Locate the lines where "παράθυρο" occurs and copy them as they stand.
=====
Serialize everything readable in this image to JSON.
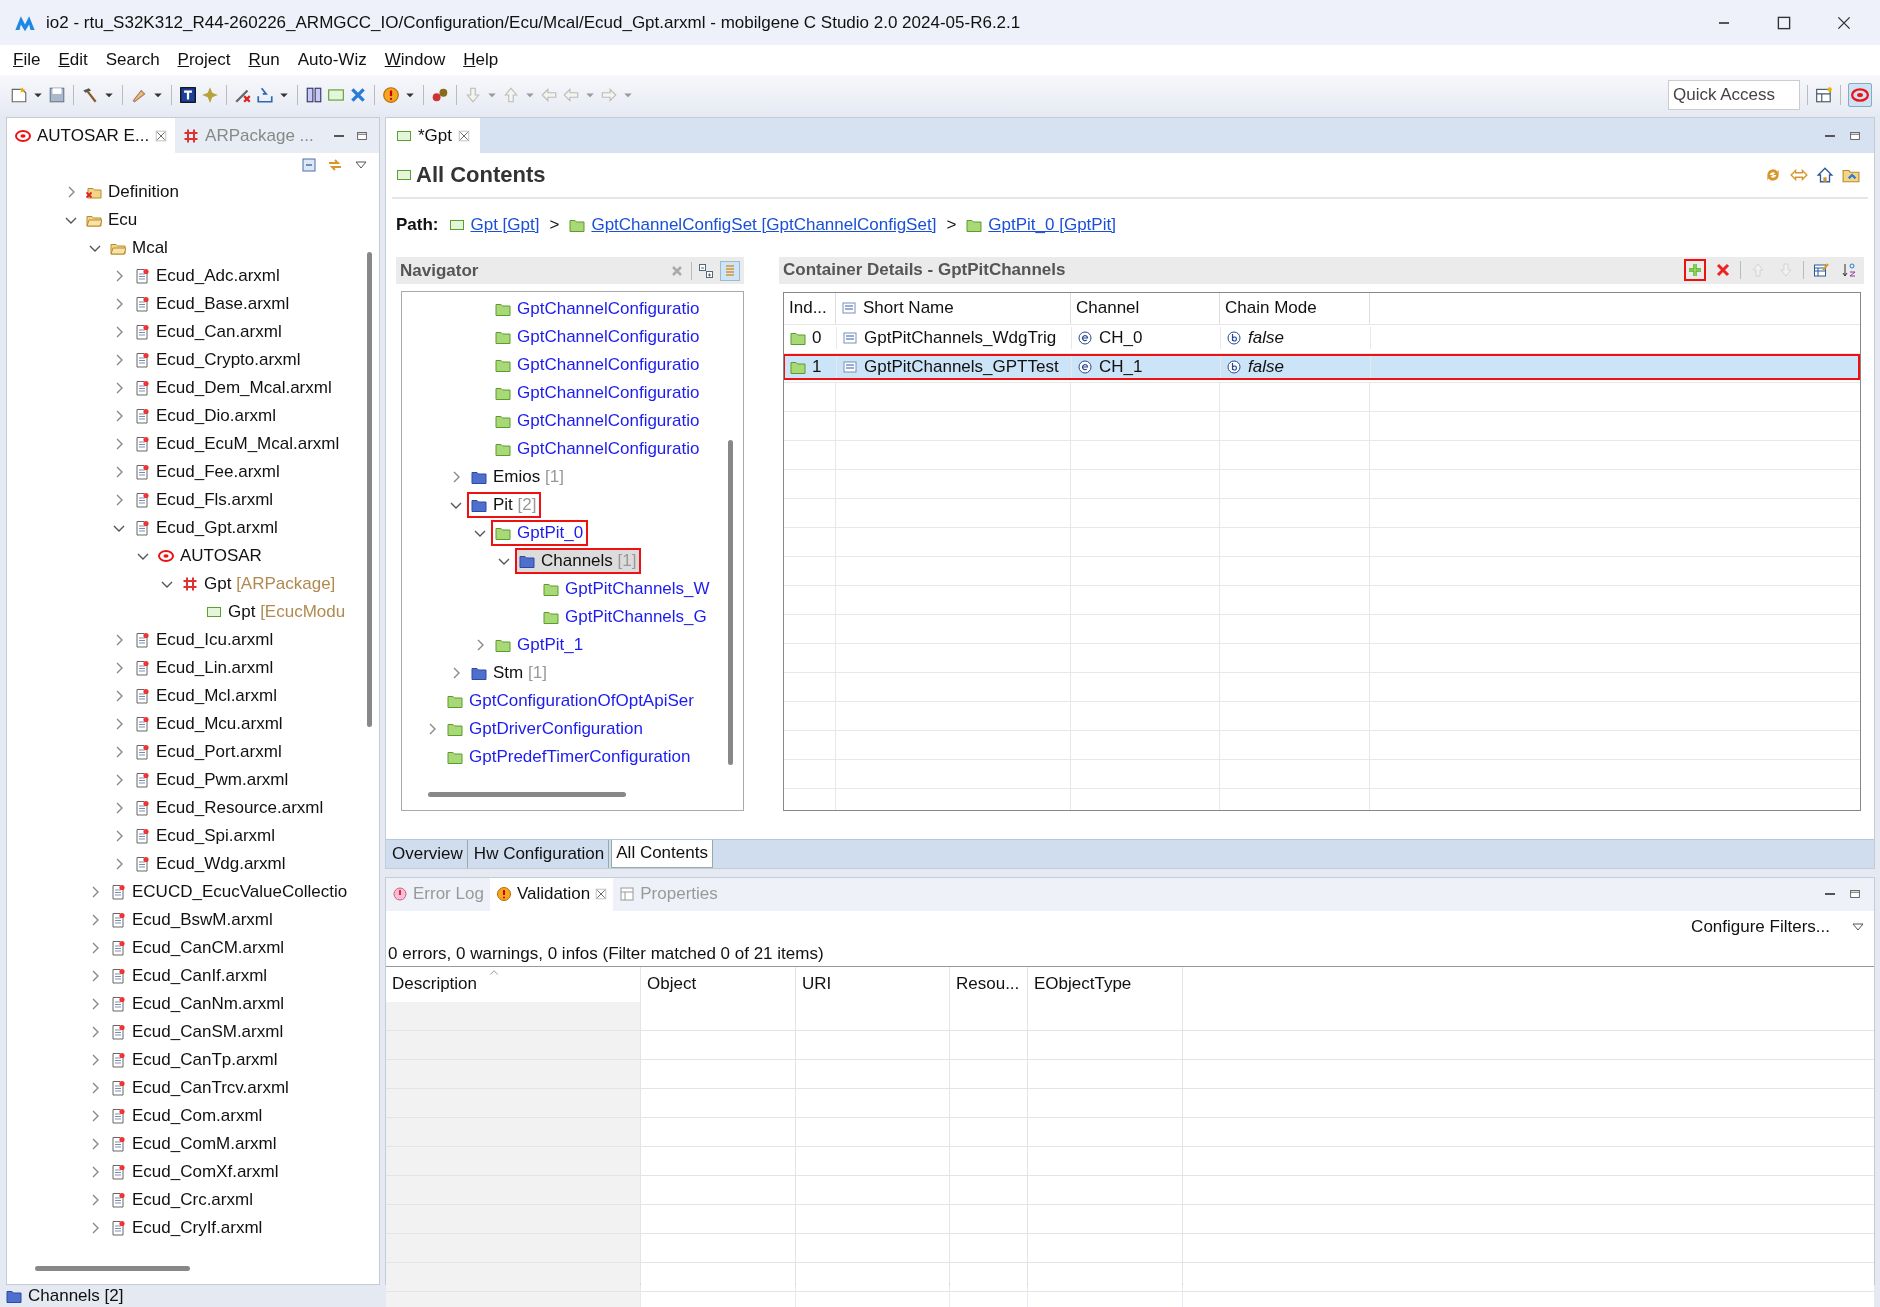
{
  "window": {
    "title": "io2 - rtu_S32K312_R44-260226_ARMGCC_IO/Configuration/Ecu/Mcal/Ecud_Gpt.arxml - mobilgene C Studio 2.0 2024-05-R6.2.1"
  },
  "menu": [
    {
      "label": "File",
      "mnemonic": true
    },
    {
      "label": "Edit",
      "mnemonic": true
    },
    {
      "label": "Search",
      "mnemonic": false
    },
    {
      "label": "Project",
      "mnemonic": true
    },
    {
      "label": "Run",
      "mnemonic": true
    },
    {
      "label": "Auto-Wiz",
      "mnemonic": false
    },
    {
      "label": "Window",
      "mnemonic": true
    },
    {
      "label": "Help",
      "mnemonic": true
    }
  ],
  "toolbar": {
    "quick_access": {
      "placeholder": "Quick Access"
    }
  },
  "explorer": {
    "tabs": [
      {
        "label": "AUTOSAR E...",
        "kind": "autosar",
        "selected": true,
        "closable": true
      },
      {
        "label": "ARPackage ...",
        "kind": "package",
        "selected": false,
        "closable": false
      }
    ],
    "tree": [
      {
        "label": "Definition",
        "kind": "definition",
        "expanded": false,
        "selected": false
      },
      {
        "label": "Ecu",
        "kind": "folder",
        "expanded": true,
        "selected": false,
        "children": [
          {
            "label": "Mcal",
            "kind": "folder",
            "expanded": true,
            "selected": false,
            "children": [
              {
                "label": "Ecud_Adc.arxml",
                "kind": "file",
                "expanded": false,
                "selected": false
              },
              {
                "label": "Ecud_Base.arxml",
                "kind": "file",
                "expanded": false,
                "selected": false
              },
              {
                "label": "Ecud_Can.arxml",
                "kind": "file",
                "expanded": false,
                "selected": false
              },
              {
                "label": "Ecud_Crypto.arxml",
                "kind": "file",
                "expanded": false,
                "selected": false
              },
              {
                "label": "Ecud_Dem_Mcal.arxml",
                "kind": "file",
                "expanded": false,
                "selected": false
              },
              {
                "label": "Ecud_Dio.arxml",
                "kind": "file",
                "expanded": false,
                "selected": false
              },
              {
                "label": "Ecud_EcuM_Mcal.arxml",
                "kind": "file",
                "expanded": false,
                "selected": false
              },
              {
                "label": "Ecud_Fee.arxml",
                "kind": "file",
                "expanded": false,
                "selected": false
              },
              {
                "label": "Ecud_Fls.arxml",
                "kind": "file",
                "expanded": false,
                "selected": false
              },
              {
                "label": "Ecud_Gpt.arxml",
                "kind": "file",
                "expanded": true,
                "selected": false,
                "children": [
                  {
                    "label": "AUTOSAR",
                    "kind": "autosar",
                    "expanded": true,
                    "selected": false,
                    "children": [
                      {
                        "label": "Gpt",
                        "suffix": "[ARPackage]",
                        "kind": "package",
                        "expanded": true,
                        "selected": false,
                        "children": [
                          {
                            "label": "Gpt",
                            "suffix": "[EcucModu",
                            "kind": "module",
                            "selected": false
                          }
                        ]
                      }
                    ]
                  }
                ]
              },
              {
                "label": "Ecud_Icu.arxml",
                "kind": "file",
                "expanded": false,
                "selected": false
              },
              {
                "label": "Ecud_Lin.arxml",
                "kind": "file",
                "expanded": false,
                "selected": false
              },
              {
                "label": "Ecud_Mcl.arxml",
                "kind": "file",
                "expanded": false,
                "selected": false
              },
              {
                "label": "Ecud_Mcu.arxml",
                "kind": "file",
                "expanded": false,
                "selected": false
              },
              {
                "label": "Ecud_Port.arxml",
                "kind": "file",
                "expanded": false,
                "selected": false
              },
              {
                "label": "Ecud_Pwm.arxml",
                "kind": "file",
                "expanded": false,
                "selected": false
              },
              {
                "label": "Ecud_Resource.arxml",
                "kind": "file",
                "expanded": false,
                "selected": false
              },
              {
                "label": "Ecud_Spi.arxml",
                "kind": "file",
                "expanded": false,
                "selected": false
              },
              {
                "label": "Ecud_Wdg.arxml",
                "kind": "file",
                "expanded": false,
                "selected": false
              }
            ]
          },
          {
            "label": "ECUCD_EcucValueCollectio",
            "kind": "file",
            "expanded": false,
            "selected": false
          },
          {
            "label": "Ecud_BswM.arxml",
            "kind": "file",
            "expanded": false,
            "selected": false
          },
          {
            "label": "Ecud_CanCM.arxml",
            "kind": "file",
            "expanded": false,
            "selected": false
          },
          {
            "label": "Ecud_CanIf.arxml",
            "kind": "file",
            "expanded": false,
            "selected": false
          },
          {
            "label": "Ecud_CanNm.arxml",
            "kind": "file",
            "expanded": false,
            "selected": false
          },
          {
            "label": "Ecud_CanSM.arxml",
            "kind": "file",
            "expanded": false,
            "selected": false
          },
          {
            "label": "Ecud_CanTp.arxml",
            "kind": "file",
            "expanded": false,
            "selected": false
          },
          {
            "label": "Ecud_CanTrcv.arxml",
            "kind": "file",
            "expanded": false,
            "selected": false
          },
          {
            "label": "Ecud_Com.arxml",
            "kind": "file",
            "expanded": false,
            "selected": false
          },
          {
            "label": "Ecud_ComM.arxml",
            "kind": "file",
            "expanded": false,
            "selected": false
          },
          {
            "label": "Ecud_ComXf.arxml",
            "kind": "file",
            "expanded": false,
            "selected": false
          },
          {
            "label": "Ecud_Crc.arxml",
            "kind": "file",
            "expanded": false,
            "selected": false
          },
          {
            "label": "Ecud_CryIf.arxml",
            "kind": "file",
            "expanded": false,
            "selected": false
          }
        ]
      }
    ]
  },
  "editor": {
    "tab": {
      "label": "*Gpt",
      "selected": true,
      "closable": true
    },
    "heading": "All Contents",
    "path": {
      "label": "Path:",
      "items": [
        {
          "text": "Gpt [Gpt]",
          "kind": "module"
        },
        {
          "text": ">",
          "kind": "separator"
        },
        {
          "text": "GptChannelConfigSet [GptChannelConfigSet]",
          "kind": "container"
        },
        {
          "text": ">",
          "kind": "separator"
        },
        {
          "text": "GptPit_0 [GptPit]",
          "kind": "container"
        }
      ]
    },
    "navigator": {
      "title": "Navigator",
      "tree": [
        {
          "children": [
            {
              "children": [
                {
                  "label": "GptChannelConfiguratio",
                  "kind": "container",
                  "selected": false
                },
                {
                  "label": "GptChannelConfiguratio",
                  "kind": "container",
                  "selected": false
                },
                {
                  "label": "GptChannelConfiguratio",
                  "kind": "container",
                  "selected": false
                },
                {
                  "label": "GptChannelConfiguratio",
                  "kind": "container",
                  "selected": false
                },
                {
                  "label": "GptChannelConfiguratio",
                  "kind": "container",
                  "selected": false
                },
                {
                  "label": "GptChannelConfiguratio",
                  "kind": "container",
                  "selected": false
                }
              ]
            },
            {
              "label": "Emios",
              "suffix": "[1]",
              "kind": "group",
              "expanded": false,
              "selected": false,
              "marked": false
            },
            {
              "label": "Pit",
              "suffix": "[2]",
              "kind": "group",
              "expanded": true,
              "selected": false,
              "marked": true,
              "children": [
                {
                  "label": "GptPit_0",
                  "kind": "container",
                  "expanded": true,
                  "selected": false,
                  "marked": true,
                  "children": [
                    {
                      "label": "Channels",
                      "suffix": "[1]",
                      "kind": "group",
                      "expanded": true,
                      "selected": true,
                      "marked": true,
                      "children": [
                        {
                          "label": "GptPitChannels_W",
                          "kind": "container",
                          "selected": false,
                          "marked": false
                        },
                        {
                          "label": "GptPitChannels_G",
                          "kind": "container",
                          "selected": false,
                          "marked": false
                        }
                      ]
                    }
                  ]
                },
                {
                  "label": "GptPit_1",
                  "kind": "container",
                  "expanded": false,
                  "selected": false,
                  "marked": false
                }
              ]
            },
            {
              "label": "Stm",
              "suffix": "[1]",
              "kind": "group",
              "expanded": false,
              "selected": false,
              "marked": false
            }
          ]
        },
        {
          "label": "GptConfigurationOfOptApiSer",
          "kind": "container",
          "selected": false,
          "marked": false
        },
        {
          "label": "GptDriverConfiguration",
          "kind": "container",
          "expanded": false,
          "selected": false,
          "marked": false
        },
        {
          "label": "GptPredefTimerConfiguration",
          "kind": "container",
          "selected": false,
          "marked": false
        }
      ]
    },
    "details": {
      "title": "Container Details - GptPitChannels",
      "actions": [
        {
          "kind": "add",
          "disabled": false,
          "marked": true
        },
        {
          "kind": "delete",
          "disabled": false,
          "marked": false
        },
        {
          "kind": "up",
          "disabled": true,
          "marked": false
        },
        {
          "kind": "down",
          "disabled": true,
          "marked": false
        },
        {
          "kind": "edit",
          "disabled": false,
          "marked": false
        },
        {
          "kind": "sort",
          "disabled": false,
          "marked": false
        }
      ],
      "columns": [
        "Ind...",
        "Short Name",
        "Channel",
        "Chain Mode"
      ],
      "rows": [
        {
          "index": "0",
          "short_name": "GptPitChannels_WdgTrig",
          "channel": "CH_0",
          "chain_mode": "false",
          "selected": false,
          "marked": false
        },
        {
          "index": "1",
          "short_name": "GptPitChannels_GPTTest",
          "channel": "CH_1",
          "chain_mode": "false",
          "selected": true,
          "marked": true
        }
      ]
    },
    "page_tabs": [
      {
        "label": "Overview",
        "selected": false
      },
      {
        "label": "Hw Configuration",
        "selected": false
      },
      {
        "label": "All Contents",
        "selected": true
      }
    ]
  },
  "problems": {
    "tabs": [
      {
        "label": "Error Log",
        "kind": "log",
        "selected": false,
        "closable": false
      },
      {
        "label": "Validation",
        "kind": "validation",
        "selected": true,
        "closable": true
      },
      {
        "label": "Properties",
        "kind": "properties",
        "selected": false,
        "closable": false
      }
    ],
    "filters": "Configure Filters...",
    "summary": "0 errors, 0 warnings, 0 infos (Filter matched 0 of 21 items)",
    "columns": [
      "Description",
      "Object",
      "URI",
      "Resou...",
      "EObjectType"
    ]
  },
  "status_bar": {
    "text": "Channels [2]"
  }
}
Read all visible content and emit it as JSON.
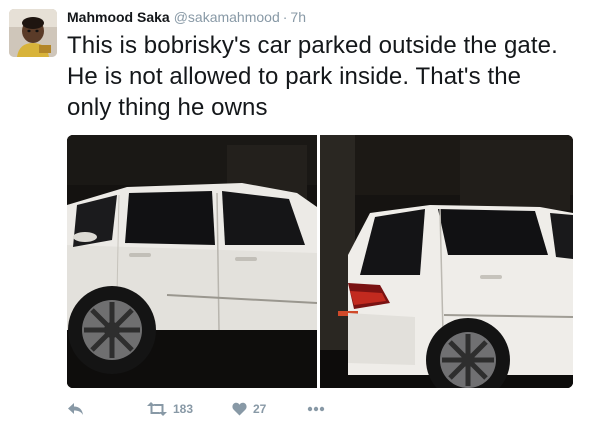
{
  "tweet": {
    "author_name": "Mahmood Saka",
    "author_handle": "@sakamahmood",
    "separator": "·",
    "time": "7h",
    "text": "This is bobrisky's car parked outside the gate. He is not allowed to park inside. That's the only thing he owns"
  },
  "actions": {
    "retweets": "183",
    "likes": "27"
  },
  "icons": {
    "reply": "reply-icon",
    "retweet": "retweet-icon",
    "like": "heart-icon",
    "more": "more-dots-icon"
  },
  "colors": {
    "text": "#14171a",
    "muted": "#8899a6"
  }
}
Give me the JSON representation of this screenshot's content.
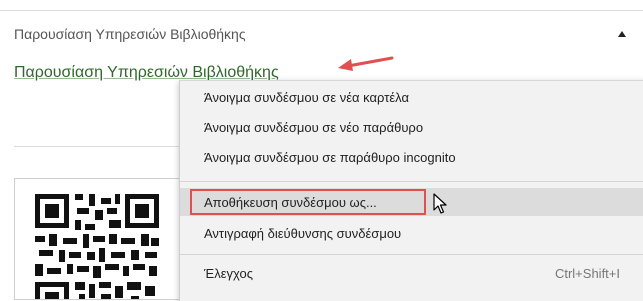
{
  "accordion": {
    "title": "Παρουσίαση Υπηρεσιών Βιβλιοθήκης"
  },
  "link": {
    "text": "Παρουσίαση Υπηρεσιών Βιβλιοθήκης"
  },
  "context_menu": {
    "items": [
      {
        "label": "Άνοιγμα συνδέσμου σε νέα καρτέλα"
      },
      {
        "label": "Άνοιγμα συνδέσμου σε νέο παράθυρο"
      },
      {
        "label": "Άνοιγμα συνδέσμου σε παράθυρο incognito"
      },
      {
        "label": "Αποθήκευση συνδέσμου ως..."
      },
      {
        "label": "Αντιγραφή διεύθυνσης συνδέσμου"
      },
      {
        "label": "Έλεγχος",
        "shortcut": "Ctrl+Shift+I"
      }
    ]
  },
  "colors": {
    "link": "#2f6a2a",
    "annotation_red": "#e05050",
    "menu_bg": "#f2f2f2",
    "menu_hover": "#dcdcdc"
  },
  "icons": [
    "caret-up-icon",
    "red-arrow-icon",
    "qr-code",
    "mouse-pointer-icon"
  ]
}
=====
■ Solution ■
        "label": "Άνοιγμα συνδέσμου σε νέο παράθυρο"
        "label": "Άνοιγμα συνδέσμου σε παράθυρο incognito"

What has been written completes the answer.